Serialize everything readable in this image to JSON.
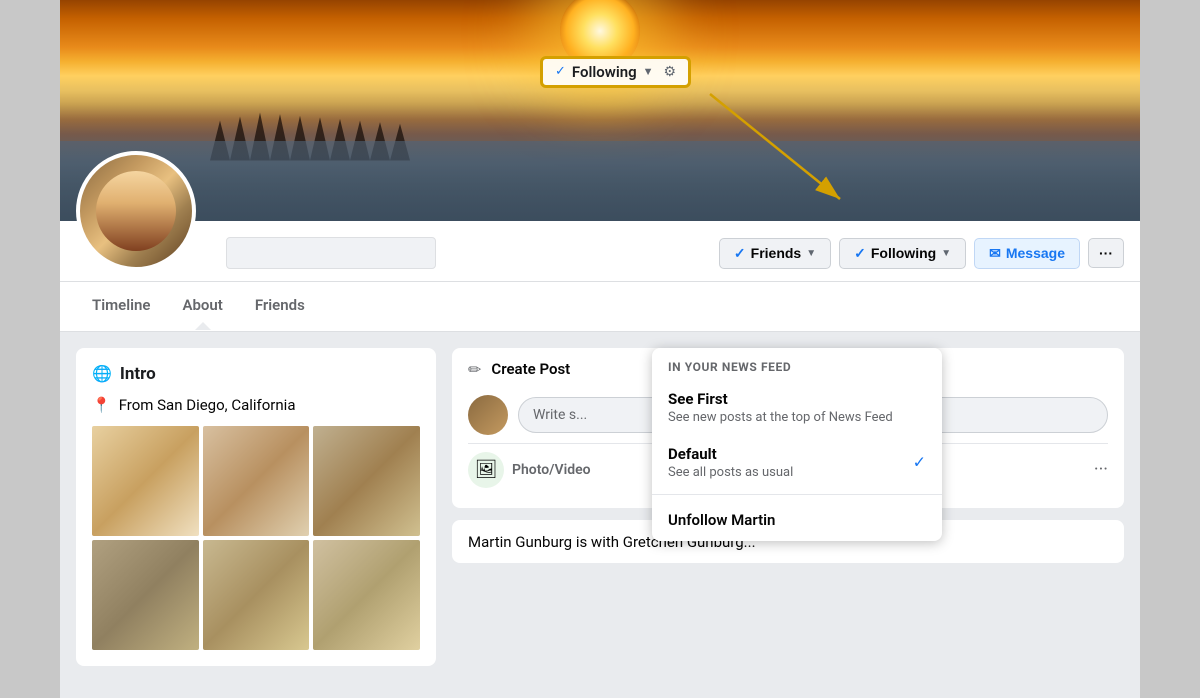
{
  "page": {
    "background_color": "#c8c8c8"
  },
  "cover": {
    "alt": "Sunset beach cover photo"
  },
  "following_highlight": {
    "check": "✓",
    "label": "Following",
    "arrow": "▼",
    "gear": "⚙"
  },
  "profile": {
    "name_placeholder": "",
    "location": "From San Diego, California"
  },
  "action_buttons": {
    "friends_check": "✓",
    "friends_label": "Friends",
    "friends_caret": "▼",
    "following_check": "✓",
    "following_label": "Following",
    "following_caret": "▼",
    "message_icon": "✉",
    "message_label": "Message",
    "more_dots": "···"
  },
  "nav_tabs": [
    {
      "label": "Timeline",
      "active": false
    },
    {
      "label": "About",
      "active": false
    },
    {
      "label": "Friends",
      "active": false
    }
  ],
  "intro": {
    "title": "Intro",
    "globe_icon": "🌐",
    "location_icon": "📍",
    "location": "From San Diego, California"
  },
  "create_post": {
    "pencil": "✏",
    "label": "Create Post",
    "write_placeholder": "Write s...",
    "photo_icon": "🖼",
    "photo_label": "Photo/Video",
    "more_dots": "···"
  },
  "dropdown": {
    "section_label": "IN YOUR NEWS FEED",
    "items": [
      {
        "title": "See First",
        "desc": "See new posts at the top of News Feed",
        "checked": false
      },
      {
        "title": "Default",
        "desc": "See all posts as usual",
        "checked": true
      }
    ],
    "unfollow_label": "Unfollow Martin"
  },
  "post_preview": {
    "author": "Martin Gunburg is with Gretchen Gunburg..."
  }
}
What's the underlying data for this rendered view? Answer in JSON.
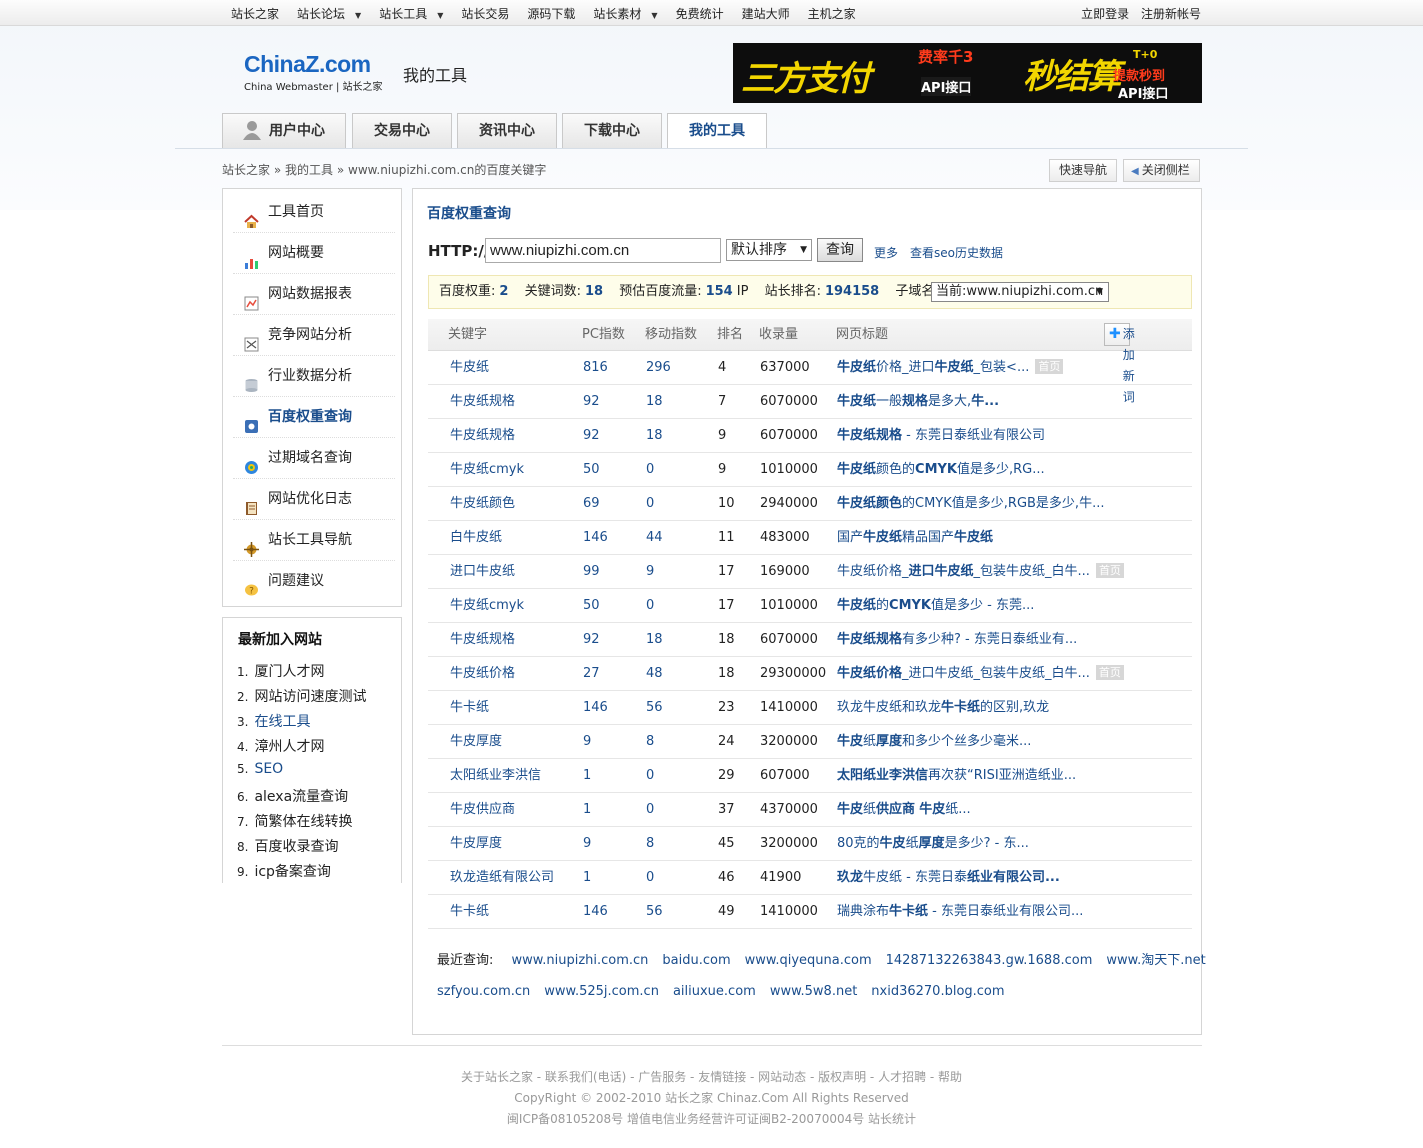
{
  "topnav": {
    "items": [
      {
        "label": "站长之家",
        "dropdown": false
      },
      {
        "label": "站长论坛",
        "dropdown": true
      },
      {
        "label": "站长工具",
        "dropdown": true
      },
      {
        "label": "站长交易",
        "dropdown": false
      },
      {
        "label": "源码下载",
        "dropdown": false
      },
      {
        "label": "站长素材",
        "dropdown": true
      },
      {
        "label": "免费统计",
        "dropdown": false
      },
      {
        "label": "建站大师",
        "dropdown": false
      },
      {
        "label": "主机之家",
        "dropdown": false
      }
    ],
    "login": "立即登录",
    "register": "注册新帐号"
  },
  "logo": {
    "main_a": "China",
    "main_z": "Z",
    "main_b": ".com",
    "sub": "China Webmaster | 站长之家"
  },
  "page_title": "我的工具",
  "banner": {
    "t1": "三方支付",
    "t2": "费率千3",
    "t2b": "API接口",
    "t3": "秒结算",
    "t4": "T+0",
    "t5": "提款秒到",
    "t6": "API接口"
  },
  "tabs": [
    "用户中心",
    "交易中心",
    "资讯中心",
    "下载中心",
    "我的工具"
  ],
  "breadcrumb": {
    "home": "站长之家",
    "sep": "»",
    "tools": "我的工具",
    "current": "www.niupizhi.com.cn的百度关键字"
  },
  "quick_nav": "快速导航",
  "close_sidebar": "关闭侧栏",
  "sidebar": {
    "items": [
      {
        "label": "工具首页",
        "icon": "home-icon"
      },
      {
        "label": "网站概要",
        "icon": "chart-icon"
      },
      {
        "label": "网站数据报表",
        "icon": "report-icon"
      },
      {
        "label": "竞争网站分析",
        "icon": "compare-icon"
      },
      {
        "label": "行业数据分析",
        "icon": "database-icon"
      },
      {
        "label": "百度权重查询",
        "icon": "weight-icon"
      },
      {
        "label": "过期域名查询",
        "icon": "domain-icon"
      },
      {
        "label": "网站优化日志",
        "icon": "book-icon"
      },
      {
        "label": "站长工具导航",
        "icon": "compass-icon"
      },
      {
        "label": "问题建议",
        "icon": "question-icon"
      }
    ]
  },
  "new_sites": {
    "title": "最新加入网站",
    "items": [
      "厦门人才网",
      "网站访问速度测试",
      "在线工具",
      "漳州人才网",
      "SEO",
      "alexa流量查询",
      "简繁体在线转换",
      "百度收录查询",
      "icp备案查询"
    ]
  },
  "main": {
    "title": "百度权重查询",
    "http_label": "HTTP://",
    "url_value": "www.niupizhi.com.cn",
    "sort_value": "默认排序",
    "query_btn": "查询",
    "more": "更多",
    "seo_history": "查看seo历史数据"
  },
  "info": {
    "weight_label": "百度权重:",
    "weight": "2",
    "kw_label": "关键词数:",
    "kw": "18",
    "flow_label": "预估百度流量:",
    "flow": "154",
    "flow_unit": "IP",
    "rank_label": "站长排名:",
    "rank": "194158",
    "sub_label": "子域名:",
    "sub_value": "当前:www.niupizhi.com.cn"
  },
  "table": {
    "headers": [
      "关键字",
      "PC指数",
      "移动指数",
      "排名",
      "收录量",
      "网页标题"
    ],
    "add_btn": "添加新词",
    "home_badge": "首页",
    "rows": [
      {
        "kw": "牛皮纸",
        "pc": "816",
        "mb": "296",
        "rk": "4",
        "sl": "637000",
        "tt": "<b>牛皮纸</b>价格_进口<b>牛皮纸</b>_包装&lt;...",
        "home": true
      },
      {
        "kw": "牛皮纸规格",
        "pc": "92",
        "mb": "18",
        "rk": "7",
        "sl": "6070000",
        "tt": "<b>牛皮纸</b>一般<b>规格</b>是多大,<b>牛...</b>",
        "home": false
      },
      {
        "kw": "牛皮纸规格",
        "pc": "92",
        "mb": "18",
        "rk": "9",
        "sl": "6070000",
        "tt": "<b>牛皮纸规格</b> - 东莞日泰纸业有限公司",
        "home": false
      },
      {
        "kw": "牛皮纸cmyk",
        "pc": "50",
        "mb": "0",
        "rk": "9",
        "sl": "1010000",
        "tt": "<b>牛皮纸</b>颜色的<b>CMYK</b>值是多少,RG...",
        "home": false
      },
      {
        "kw": "牛皮纸颜色",
        "pc": "69",
        "mb": "0",
        "rk": "10",
        "sl": "2940000",
        "tt": "<b>牛皮纸颜色</b>的CMYK值是多少,RGB是多少,牛...",
        "home": false
      },
      {
        "kw": "白牛皮纸",
        "pc": "146",
        "mb": "44",
        "rk": "11",
        "sl": "483000",
        "tt": "国产<b>牛皮纸</b>精品国产<b>牛皮纸</b>",
        "home": false
      },
      {
        "kw": "进口牛皮纸",
        "pc": "99",
        "mb": "9",
        "rk": "17",
        "sl": "169000",
        "tt": "牛皮纸价格_<b>进口牛皮纸</b>_包装牛皮纸_白牛...",
        "home": true
      },
      {
        "kw": "牛皮纸cmyk",
        "pc": "50",
        "mb": "0",
        "rk": "17",
        "sl": "1010000",
        "tt": "<b>牛皮纸</b>的<b>CMYK</b>值是多少 - 东莞...",
        "home": false
      },
      {
        "kw": "牛皮纸规格",
        "pc": "92",
        "mb": "18",
        "rk": "18",
        "sl": "6070000",
        "tt": "<b>牛皮纸规格</b>有多少种? - 东莞日泰纸业有...",
        "home": false
      },
      {
        "kw": "牛皮纸价格",
        "pc": "27",
        "mb": "48",
        "rk": "18",
        "sl": "29300000",
        "tt": "<b>牛皮纸价格</b>_进口牛皮纸_包装牛皮纸_白牛...",
        "home": true
      },
      {
        "kw": "牛卡纸",
        "pc": "146",
        "mb": "56",
        "rk": "23",
        "sl": "1410000",
        "tt": "玖龙牛皮纸和玖龙<b>牛卡纸</b>的区别,玖龙",
        "home": false
      },
      {
        "kw": "牛皮厚度",
        "pc": "9",
        "mb": "8",
        "rk": "24",
        "sl": "3200000",
        "tt": "<b>牛皮</b>纸<b>厚度</b>和多少个丝多少毫米...",
        "home": false
      },
      {
        "kw": "太阳纸业李洪信",
        "pc": "1",
        "mb": "0",
        "rk": "29",
        "sl": "607000",
        "tt": "<b>太阳纸业李洪信</b>再次获“RISI亚洲造纸业...",
        "home": false
      },
      {
        "kw": "牛皮供应商",
        "pc": "1",
        "mb": "0",
        "rk": "37",
        "sl": "4370000",
        "tt": "<b>牛皮</b>纸<b>供应商</b> <b>牛皮</b>纸...",
        "home": false
      },
      {
        "kw": "牛皮厚度",
        "pc": "9",
        "mb": "8",
        "rk": "45",
        "sl": "3200000",
        "tt": "80克的<b>牛皮</b>纸<b>厚度</b>是多少? - 东...",
        "home": false
      },
      {
        "kw": "玖龙造纸有限公司",
        "pc": "1",
        "mb": "0",
        "rk": "46",
        "sl": "41900",
        "tt": "<b>玖龙</b>牛皮纸 - 东莞日泰<b>纸业有限公司...</b>",
        "home": false
      },
      {
        "kw": "牛卡纸",
        "pc": "146",
        "mb": "56",
        "rk": "49",
        "sl": "1410000",
        "tt": "瑞典涂布<b>牛卡纸</b> - 东莞日泰纸业有限公司...",
        "home": false
      }
    ]
  },
  "recent": {
    "label": "最近查询:",
    "line1": [
      "www.niupizhi.com.cn",
      "baidu.com",
      "www.qiyequna.com",
      "14287132263843.gw.1688.com",
      "www.淘天下.net"
    ],
    "line2": [
      "szfyou.com.cn",
      "www.525j.com.cn",
      "ailiuxue.com",
      "www.5w8.net",
      "nxid36270.blog.com"
    ]
  },
  "footer": {
    "links": "关于站长之家 - 联系我们(电话) - 广告服务 - 友情链接 - 网站动态 - 版权声明 - 人才招聘 - 帮助",
    "copyright": "CopyRight © 2002-2010 站长之家 Chinaz.Com All Rights Reserved",
    "icp": "闽ICP备08105208号 增值电信业务经营许可证闽B2-20070004号 站长统计"
  }
}
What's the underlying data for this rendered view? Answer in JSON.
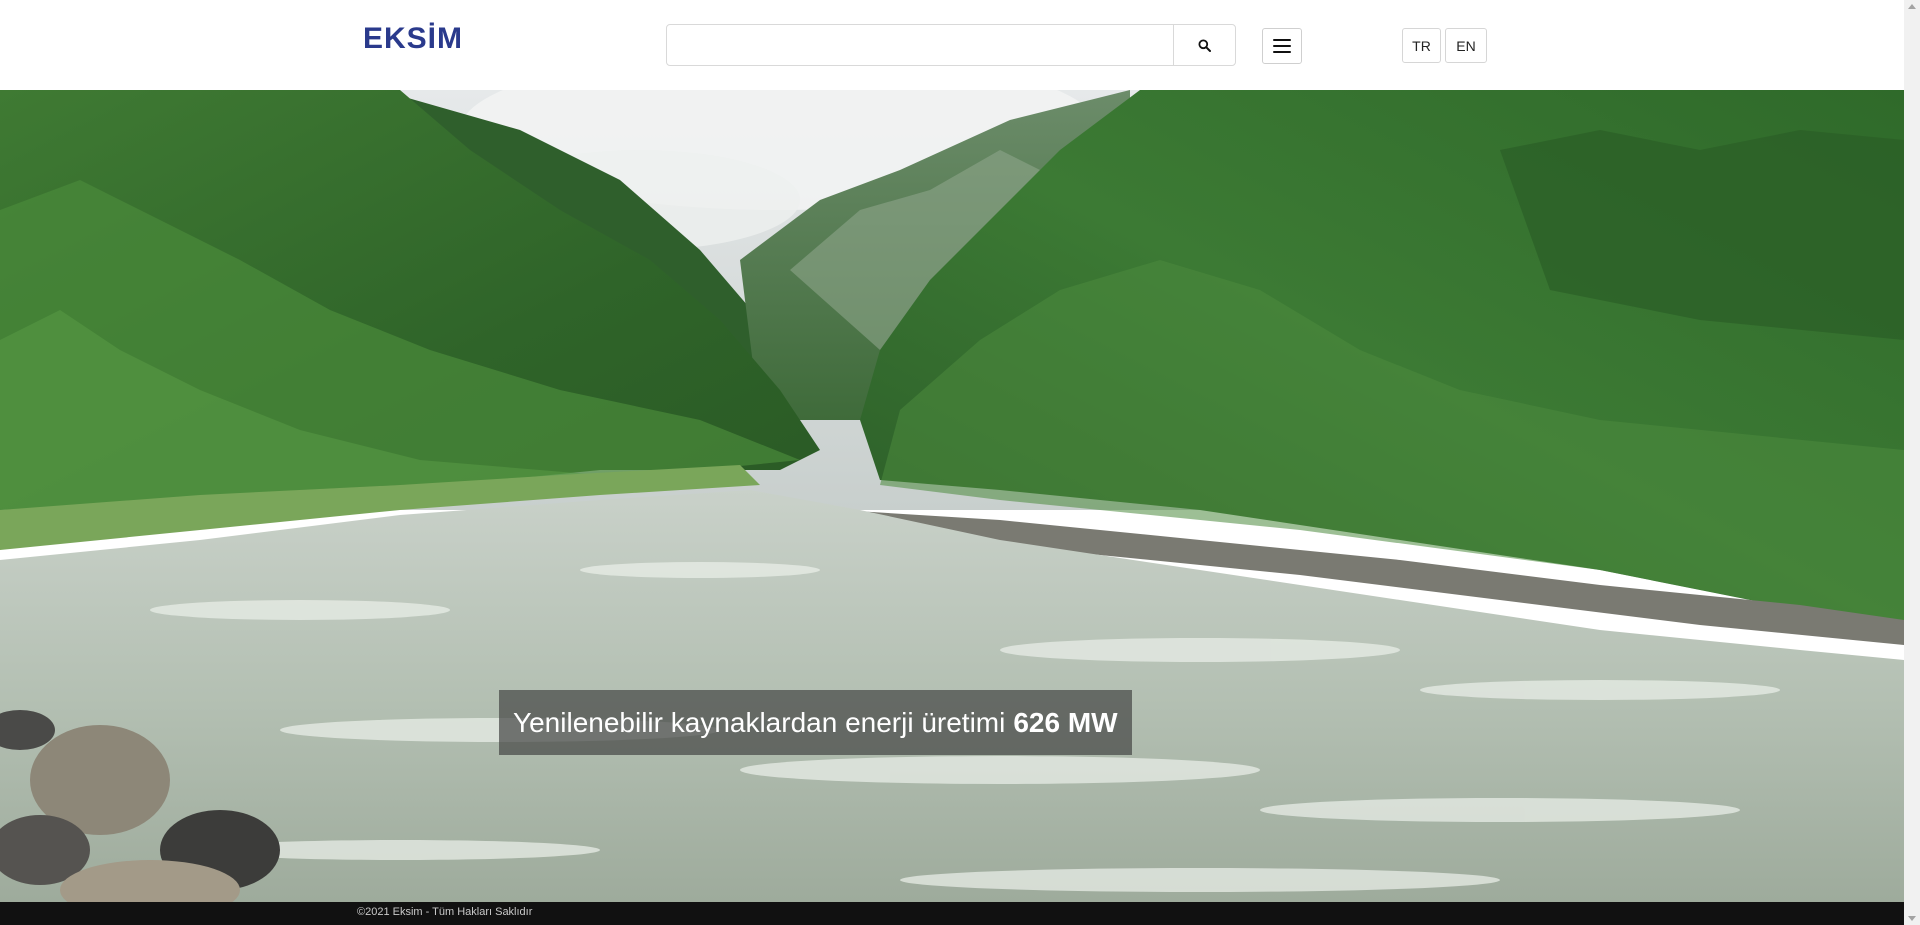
************
__What the exercise asks__. Scan the records above for the string "牛皮纸颜色", then select every line that holds it.

__Result__.
        "kw": "牛皮纸颜色",
        "tt": "<b>牛皮纸颜色</b>的CMYK值是多少,RGB是多少,牛...",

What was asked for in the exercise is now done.